From the listing below, extract every line in which the word "communicate" appears.

Begin

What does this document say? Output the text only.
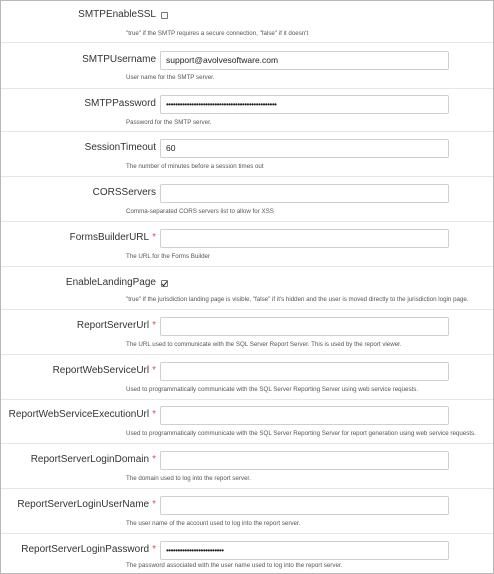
SMTPEnableSSL
"true" if the SMTP requires a secure connection, "false" if it doesn't
SMTPUsername	support@avolvesoftware.com
User name for the SMTP server.
SMTPPassword	••••••••••••••••••••••••••••••••••••••••••••••••
Password for the SMTP server.
SessionTimeout	60
The number of minutes before a session times out
CORSServers
Comma-separated CORS servers list to allow for XSS
FormsBuilderURL *
The URL for the Forms Builder
EnableLandingPage
"true" if the jurisdiction landing page is visible, "false" if it's hidden and the user is moved directly to the jurisdiction login page.
ReportServerUrl *
The URL used to communicate with the SQL Server Report Server. This is used by the report viewer.
ReportWebServiceUrl *
Used to programmatically communicate with the SQL Server Reporting Server using web service requests.
ReportWebServiceExecutionUrl *
Used to programmatically communicate with the SQL Server Reporting Server for report generation using web service requests.
ReportServerLoginDomain *
The domain used to log into the report server.
ReportServerLoginUserName *
The user name of the account used to log into the report server.
ReportServerLoginPassword *	•••••••••••••••••••••••••
The password associated with the user name used to log into the report server.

End

*Written answer*:
The URL used to communicate with the SQL Server Report Server. This is used by the report viewer.
Used to programmatically communicate with the SQL Server Reporting Server using web service requests.
Used to programmatically communicate with the SQL Server Reporting Server for report generation using web service requests.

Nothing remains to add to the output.